**Exercise objective:** Each line below should be retyped exactly, with no pictures.

Records that describe figures:
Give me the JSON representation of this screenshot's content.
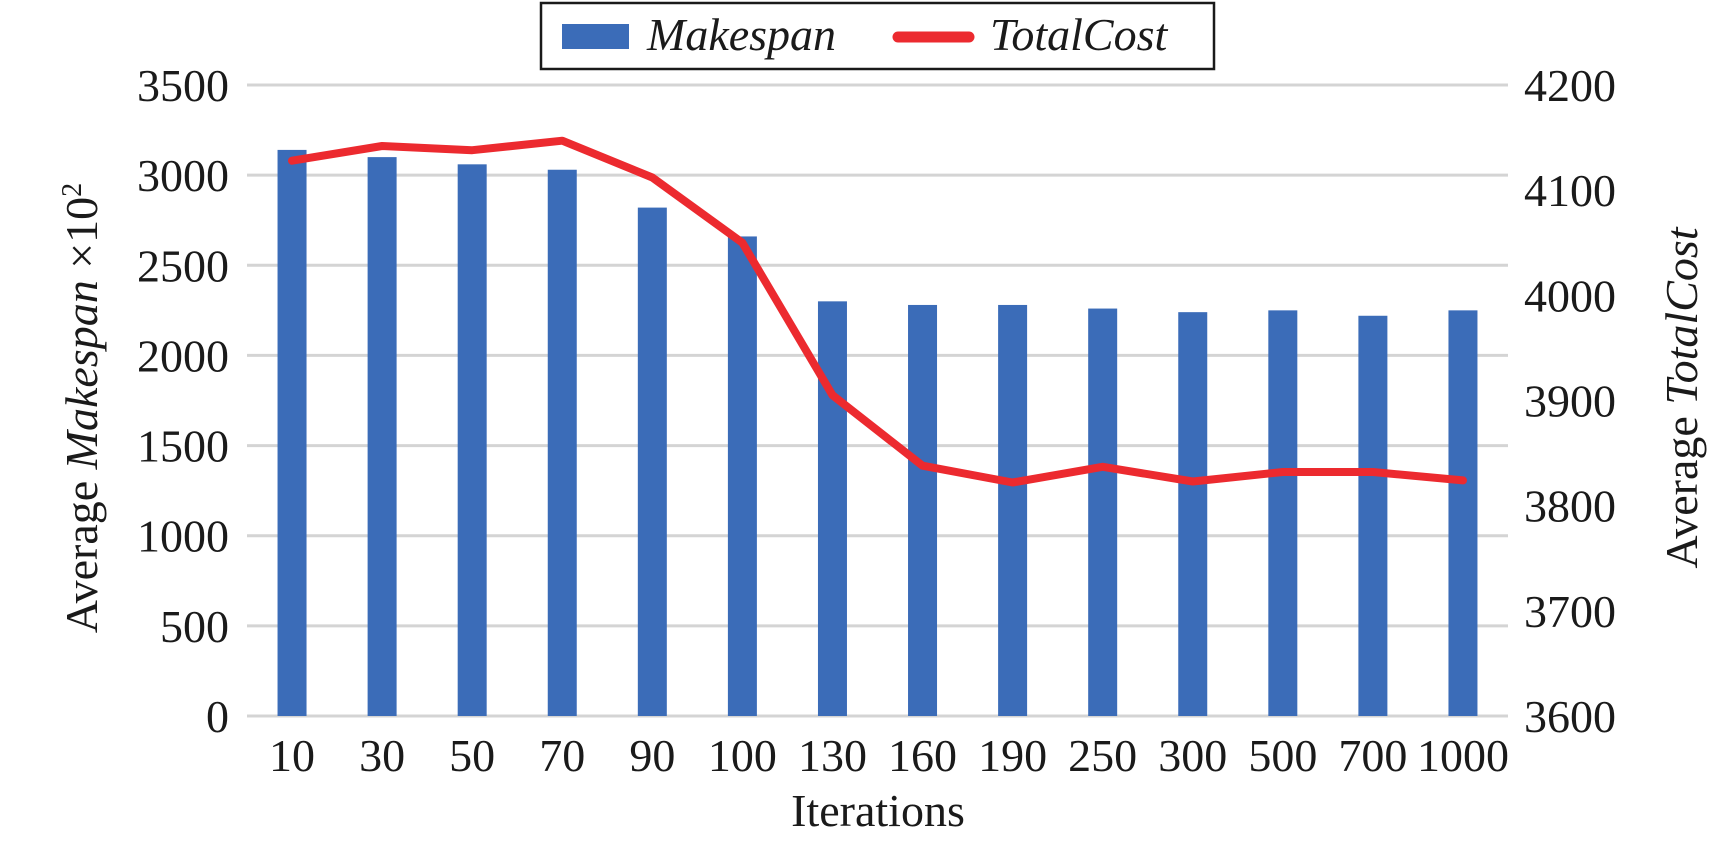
{
  "chart_data": {
    "type": "bar",
    "categories": [
      "10",
      "30",
      "50",
      "70",
      "90",
      "100",
      "130",
      "160",
      "190",
      "250",
      "300",
      "500",
      "700",
      "1000"
    ],
    "series": [
      {
        "name": "Makespan",
        "type": "bar",
        "axis": "left",
        "color": "#3b6cb8",
        "values": [
          3140,
          3100,
          3060,
          3030,
          2820,
          2660,
          2300,
          2280,
          2280,
          2260,
          2240,
          2250,
          2220,
          2250
        ]
      },
      {
        "name": "TotalCost",
        "type": "line",
        "axis": "right",
        "color": "#ec2a2f",
        "values": [
          4128,
          4142,
          4138,
          4147,
          4112,
          4050,
          3905,
          3838,
          3822,
          3837,
          3823,
          3832,
          3832,
          3824
        ]
      }
    ],
    "xlabel": "Iterations",
    "ylabel_left": {
      "prefix": "Average ",
      "italic": "Makespan",
      "suffix": " ×10",
      "sup": "2"
    },
    "ylabel_right": {
      "prefix": "Average ",
      "italic": "TotalCost"
    },
    "ylim_left": [
      0,
      3500
    ],
    "yticks_left": [
      0,
      500,
      1000,
      1500,
      2000,
      2500,
      3000,
      3500
    ],
    "ylim_right": [
      3600,
      4200
    ],
    "yticks_right": [
      3600,
      3700,
      3800,
      3900,
      4000,
      4100,
      4200
    ],
    "grid": true,
    "legend_position": "top-center"
  }
}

**Complete answer:**
Give me the JSON representation of this screenshot's content.
{
  "chart_data": {
    "type": "bar",
    "categories": [
      "10",
      "30",
      "50",
      "70",
      "90",
      "100",
      "130",
      "160",
      "190",
      "250",
      "300",
      "500",
      "700",
      "1000"
    ],
    "series": [
      {
        "name": "Makespan",
        "type": "bar",
        "axis": "left",
        "color": "#3b6cb8",
        "values": [
          3140,
          3100,
          3060,
          3030,
          2820,
          2660,
          2300,
          2280,
          2280,
          2260,
          2240,
          2250,
          2220,
          2250
        ]
      },
      {
        "name": "TotalCost",
        "type": "line",
        "axis": "right",
        "color": "#ec2a2f",
        "values": [
          4128,
          4142,
          4138,
          4147,
          4112,
          4050,
          3905,
          3838,
          3822,
          3837,
          3823,
          3832,
          3832,
          3824
        ]
      }
    ],
    "xlabel": "Iterations",
    "ylabel_left": {
      "prefix": "Average ",
      "italic": "Makespan",
      "suffix": " ×10",
      "sup": "2"
    },
    "ylabel_right": {
      "prefix": "Average ",
      "italic": "TotalCost"
    },
    "ylim_left": [
      0,
      3500
    ],
    "yticks_left": [
      0,
      500,
      1000,
      1500,
      2000,
      2500,
      3000,
      3500
    ],
    "ylim_right": [
      3600,
      4200
    ],
    "yticks_right": [
      3600,
      3700,
      3800,
      3900,
      4000,
      4100,
      4200
    ],
    "grid": true,
    "legend_position": "top-center"
  }
}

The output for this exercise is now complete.